» What is being asked
Continue the report on the Warriors' 26-22 win over Manly at Brookvale Oval, starting right after its last sentence.

» Quoted passage

▬▬▬▬▬▬▬▬▬▬

Instead, the Warriors doubled down on last week’s gutsy victory over Wests Tigers with a thrilling, character-filled 26-22 defeat of Manly at a soaked Brookvale Oval. It secured the club’s first consecutive wins of 2020, its first win against the Sea Eagles in Australia since 2009…and kept the thought-to-be extinguished finals flame flickering.

The Warriors rocketed out of the blocks in each half before being reeled in during the sin-bin spells of Karl Lawton and Jack Hetherington. But seeing their twin 16-point leads being reduced to one-try gaps did not shake the underdogs’ resolve or composure.

Kodi Nikorima and Chanel Harris-Tavita passed their long-awaited audition as a halves combination with flying colours. Both laid multiple tries and kicked beautifully, while the duo – derided as ill-equipped of steering an NRL team – shared the responsibility of getting the team around the park superbly.

The big wet made it near-impossible for any player to be perfect, but the back-three of Roger Tuivasa-Sheck, Patrick Herbert and George Jennings combined for over 550 metres and the wingers crossed for three tries between them, Peta Hiku scored and provided tries, and back-rowers Tohu Harris and Jazz Tevaga were immense on both sides of the ball.

The Warriors’ dream start was made possible by the tenacity of George Jennings and Chanel Harris-Tavita, who used the wet conditions to dump Daly Cherry-Evans over the sideline after the Manly skipper picked up the kick-off.

A repeat set, three set restarts and a penalty later, and Patrick Herbert producing a sensational diving effort to take an inch-perfect Kodi Nikorima kick on the full for the first try.

The visitors went 10-0 ahead thanks to a deft Harris-Tavita grubber, swooped upon by Eliesa Katoa.

The point-a-minute rampage continued in the 16th when loan winger George Jennings – enjoying space created by Katoa’s and Adam Pompey’s quick hands – step inside a swarm of Manly defenders, palming off Cherry-Evans and dotted down.

Bu the momentum swung when Karl Lawton was sin-binned for an early tackle on Sea Eagles lock Jake Trbojevic, who in all likelihood would have scored under the posts if not for the illegal interference.

The penalty try was denied by the Bunker but left centre Tevita Funa breezed through the 12-man defence soon afterwards to open Manly’s account.

The Warriors played the percentages to wind down the sin-bin clock, but they were unable to hold on and giant right centre Moses Suli powered through a stretched line from a scrum win to cut the deficit to six points.

▬▬▬▬▬▬▬▬▬▬

» Dataset rows
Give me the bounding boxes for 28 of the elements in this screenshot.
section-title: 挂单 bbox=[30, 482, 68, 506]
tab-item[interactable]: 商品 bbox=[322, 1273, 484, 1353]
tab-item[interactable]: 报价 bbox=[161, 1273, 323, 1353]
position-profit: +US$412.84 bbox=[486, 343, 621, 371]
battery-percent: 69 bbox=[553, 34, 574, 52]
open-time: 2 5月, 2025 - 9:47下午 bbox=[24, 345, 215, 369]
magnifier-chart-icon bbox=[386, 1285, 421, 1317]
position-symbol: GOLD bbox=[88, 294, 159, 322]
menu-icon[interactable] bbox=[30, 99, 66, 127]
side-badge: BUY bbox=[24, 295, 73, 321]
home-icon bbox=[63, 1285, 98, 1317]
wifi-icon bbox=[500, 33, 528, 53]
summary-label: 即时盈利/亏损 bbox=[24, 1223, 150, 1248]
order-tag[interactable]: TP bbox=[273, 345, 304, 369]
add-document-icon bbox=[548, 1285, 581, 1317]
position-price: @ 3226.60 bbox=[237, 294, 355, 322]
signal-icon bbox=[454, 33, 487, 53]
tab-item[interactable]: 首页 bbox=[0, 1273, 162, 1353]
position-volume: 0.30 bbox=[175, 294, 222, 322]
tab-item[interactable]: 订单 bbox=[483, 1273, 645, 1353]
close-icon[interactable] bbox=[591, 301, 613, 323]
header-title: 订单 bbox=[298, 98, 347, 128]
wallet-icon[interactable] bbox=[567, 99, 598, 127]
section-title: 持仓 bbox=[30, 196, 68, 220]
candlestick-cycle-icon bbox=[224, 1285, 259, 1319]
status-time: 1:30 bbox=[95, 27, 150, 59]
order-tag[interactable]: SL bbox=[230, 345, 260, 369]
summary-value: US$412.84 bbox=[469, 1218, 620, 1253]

▬▬▬▬▬▬▬▬▬▬

» Result
With their team back to the full contingent, bad errors from Peta Hiku and Herbert coming out of danger went unpunished by the Sea Eagles’ equally sloppy attack.

Getting to halftime with any further damage was something of a mini-victory for the under-siege Warriors – and they earned a massive bonus seconds out from the siren on the back of a penalty. And it was their flighty right-edge combination atoning, Hiku standing up Funa to put Herbert away for an acrobatic put-down and a double.

A rollercoaster to get there, but 20-10 at halftime was more than satisfying.

Nikorima’s brilliant short kicking game ensured a start to the second half that matched the first. After first forcing a line dropout, the five-eighth threaded the ball through for Hiku to force the ball in heavy traffic.

The mirroring of the opening 40 didn’t stop there, unfortunately. A clumsy high tackle from Jack Hetherington left Martin Taupau dazed and garnered another 10 in the bin.

The Warriors bravely withstood the initial Manly attacking forays while a man short but Haumole Olakau’atu reached out to score off a nice Cade Cust pass with 23 minutes remaining, restoring the 10-point gap.

Hetherington was the villain again 14 minutes from fulltime, coughing up the ball 30 metres out from his own line.

The Sea Eagles crossed out wide through Jorge Taufua. Reuben Garrick’s booming sideline conversion set up a 26-22 scoreline and a nerve-shredding conclusion.

The latter stages were tense, tough and excruciating to watch. But the Warriors refused to blink. They even survived a couple of Henry Perenara specials in the space of a minute – wrongly pinging Hetherington for a lost ball when the Warriors were hot on attack and ruling a debatable ‘escort’ penalty at the other end – to close out a momentous and richly-deserved result.

Hetherington, who has an unflattering judiciary record despite a relatively brief first-grade career, will miss at least a week; ironically he was already set to miss the Round 14 encounter with his usual club Penrith anyway.

All supporters have asked for is effort and heart; every time that request has been answered – with the exception of the gallant loss to Sydney Roosters – the boys have finished with two competition points. The live ladder sees the Warriors up to 11th and just one win adrift of the Top 8 – pertinent Round 13 results pending.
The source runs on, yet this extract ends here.